:: Records to process ::
____

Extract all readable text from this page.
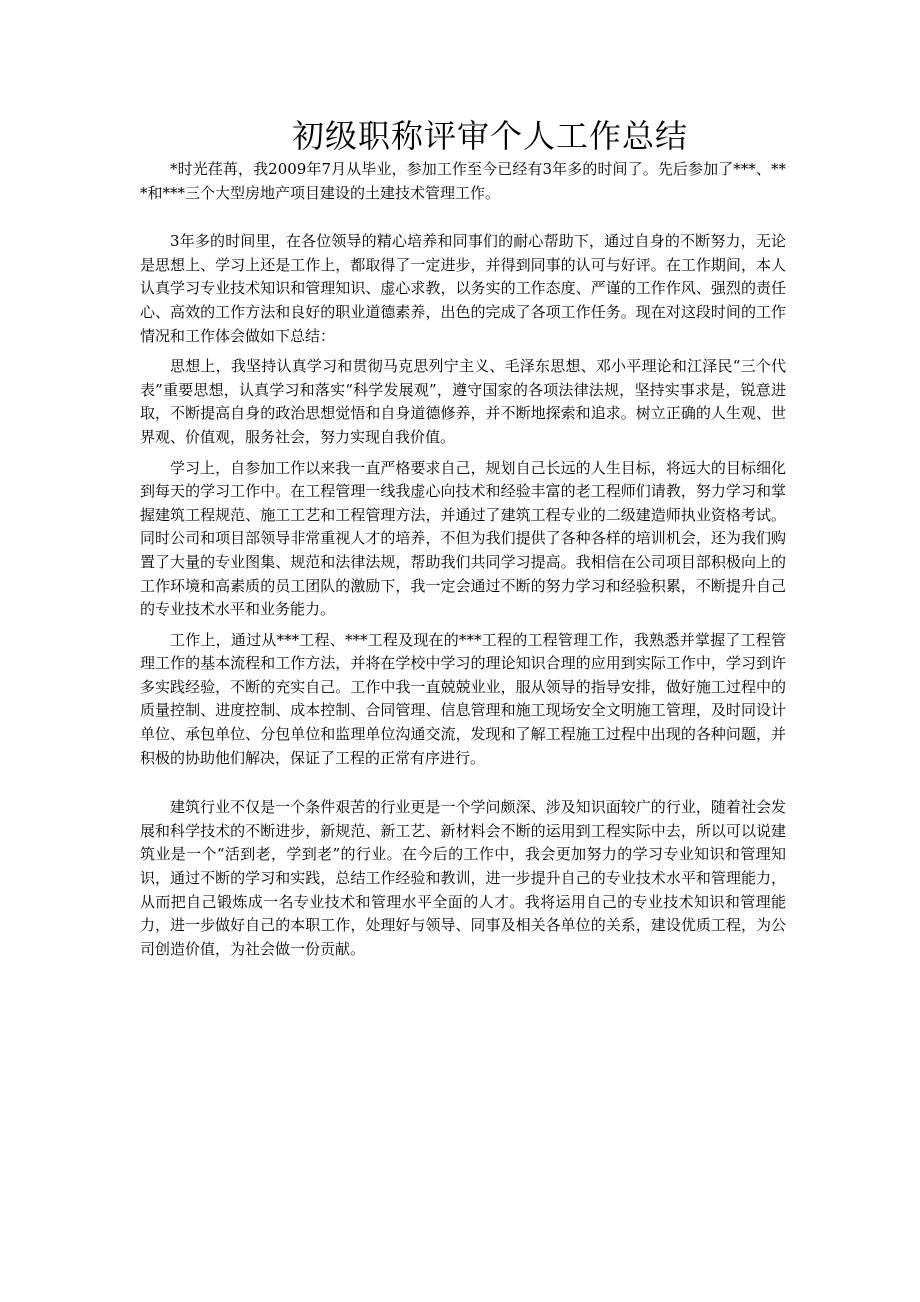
初级职称评审个人工作总结

*时光荏苒，我2009年7月从毕业，参加工作至今已经有3年多的时间了。先后参加了***、***和***三个大型房地产项目建设的土建技术管理工作。

3年多的时间里，在各位领导的精心培养和同事们的耐心帮助下，通过自身的不断努力，无论是思想上、学习上还是工作上，都取得了一定进步，并得到同事的认可与好评。在工作期间，本人认真学习专业技术知识和管理知识、虚心求教，以务实的工作态度、严谨的工作作风、强烈的责任心、高效的工作方法和良好的职业道德素养，出色的完成了各项工作任务。现在对这段时间的工作情况和工作体会做如下总结：

思想上，我坚持认真学习和贯彻马克思列宁主义、毛泽东思想、邓小平理论和江泽民“三个代表”重要思想，认真学习和落实“科学发展观”，遵守国家的各项法律法规，坚持实事求是，锐意进取，不断提高自身的政治思想觉悟和自身道德修养，并不断地探索和追求。树立正确的人生观、世界观、价值观，服务社会，努力实现自我价值。

学习上，自参加工作以来我一直严格要求自己，规划自己长远的人生目标，将远大的目标细化到每天的学习工作中。在工程管理一线我虚心向技术和经验丰富的老工程师们请教，努力学习和掌握建筑工程规范、施工工艺和工程管理方法，并通过了建筑工程专业的二级建造师执业资格考试。同时公司和项目部领导非常重视人才的培养，不但为我们提供了各种各样的培训机会，还为我们购置了大量的专业图集、规范和法律法规，帮助我们共同学习提高。我相信在公司项目部积极向上的工作环境和高素质的员工团队的激励下，我一定会通过不断的努力学习和经验积累，不断提升自己的专业技术水平和业务能力。

工作上，通过从***工程、***工程及现在的***工程的工程管理工作，我熟悉并掌握了工程管理工作的基本流程和工作方法，并将在学校中学习的理论知识合理的应用到实际工作中，学习到许多实践经验，不断的充实自己。工作中我一直兢兢业业，服从领导的指导安排，做好施工过程中的质量控制、进度控制、成本控制、合同管理、信息管理和施工现场安全文明施工管理，及时同设计单位、承包单位、分包单位和监理单位沟通交流，发现和了解工程施工过程中出现的各种问题，并积极的协助他们解决，保证了工程的正常有序进行。

建筑行业不仅是一个条件艰苦的行业更是一个学问颇深、涉及知识面较广的行业，随着社会发展和科学技术的不断进步，新规范、新工艺、新材料会不断的运用到工程实际中去，所以可以说建筑业是一个“活到老，学到老”的行业。在今后的工作中，我会更加努力的学习专业知识和管理知识，通过不断的学习和实践，总结工作经验和教训，进一步提升自己的专业技术水平和管理能力，从而把自己锻炼成一名专业技术和管理水平全面的人才。我将运用自己的专业技术知识和管理能力，进一步做好自己的本职工作，处理好与领导、同事及相关各单位的关系，建设优质工程，为公司创造价值，为社会做一份贡献。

____

:: Stated problem ::
Write out each line of the data exactly; the images should be left out.

:: Finished exercise ::
Extract all readable text from this page.
初级职称评审个人工作总结

*时光荏苒，我2009年7月从毕业，参加工作至今已经有3年多的时间了。先后参加了***、***和***三个大型房地产项目建设的土建技术管理工作。

3年多的时间里，在各位领导的精心培养和同事们的耐心帮助下，通过自身的不断努力，无论是思想上、学习上还是工作上，都取得了一定进步，并得到同事的认可与好评。在工作期间，本人认真学习专业技术知识和管理知识、虚心求教，以务实的工作态度、严谨的工作作风、强烈的责任心、高效的工作方法和良好的职业道德素养，出色的完成了各项工作任务。现在对这段时间的工作情况和工作体会做如下总结：

思想上，我坚持认真学习和贯彻马克思列宁主义、毛泽东思想、邓小平理论和江泽民“三个代表”重要思想，认真学习和落实“科学发展观”，遵守国家的各项法律法规，坚持实事求是，锐意进取，不断提高自身的政治思想觉悟和自身道德修养，并不断地探索和追求。树立正确的人生观、世界观、价值观，服务社会，努力实现自我价值。

学习上，自参加工作以来我一直严格要求自己，规划自己长远的人生目标，将远大的目标细化到每天的学习工作中。在工程管理一线我虚心向技术和经验丰富的老工程师们请教，努力学习和掌握建筑工程规范、施工工艺和工程管理方法，并通过了建筑工程专业的二级建造师执业资格考试。同时公司和项目部领导非常重视人才的培养，不但为我们提供了各种各样的培训机会，还为我们购置了大量的专业图集、规范和法律法规，帮助我们共同学习提高。我相信在公司项目部积极向上的工作环境和高素质的员工团队的激励下，我一定会通过不断的努力学习和经验积累，不断提升自己的专业技术水平和业务能力。

工作上，通过从***工程、***工程及现在的***工程的工程管理工作，我熟悉并掌握了工程管理工作的基本流程和工作方法，并将在学校中学习的理论知识合理的应用到实际工作中，学习到许多实践经验，不断的充实自己。工作中我一直兢兢业业，服从领导的指导安排，做好施工过程中的质量控制、进度控制、成本控制、合同管理、信息管理和施工现场安全文明施工管理，及时同设计单位、承包单位、分包单位和监理单位沟通交流，发现和了解工程施工过程中出现的各种问题，并积极的协助他们解决，保证了工程的正常有序进行。

建筑行业不仅是一个条件艰苦的行业更是一个学问颇深、涉及知识面较广的行业，随着社会发展和科学技术的不断进步，新规范、新工艺、新材料会不断的运用到工程实际中去，所以可以说建筑业是一个“活到老，学到老”的行业。在今后的工作中，我会更加努力的学习专业知识和管理知识，通过不断的学习和实践，总结工作经验和教训，进一步提升自己的专业技术水平和管理能力，从而把自己锻炼成一名专业技术和管理水平全面的人才。我将运用自己的专业技术知识和管理能力，进一步做好自己的本职工作，处理好与领导、同事及相关各单位的关系，建设优质工程，为公司创造价值，为社会做一份贡献。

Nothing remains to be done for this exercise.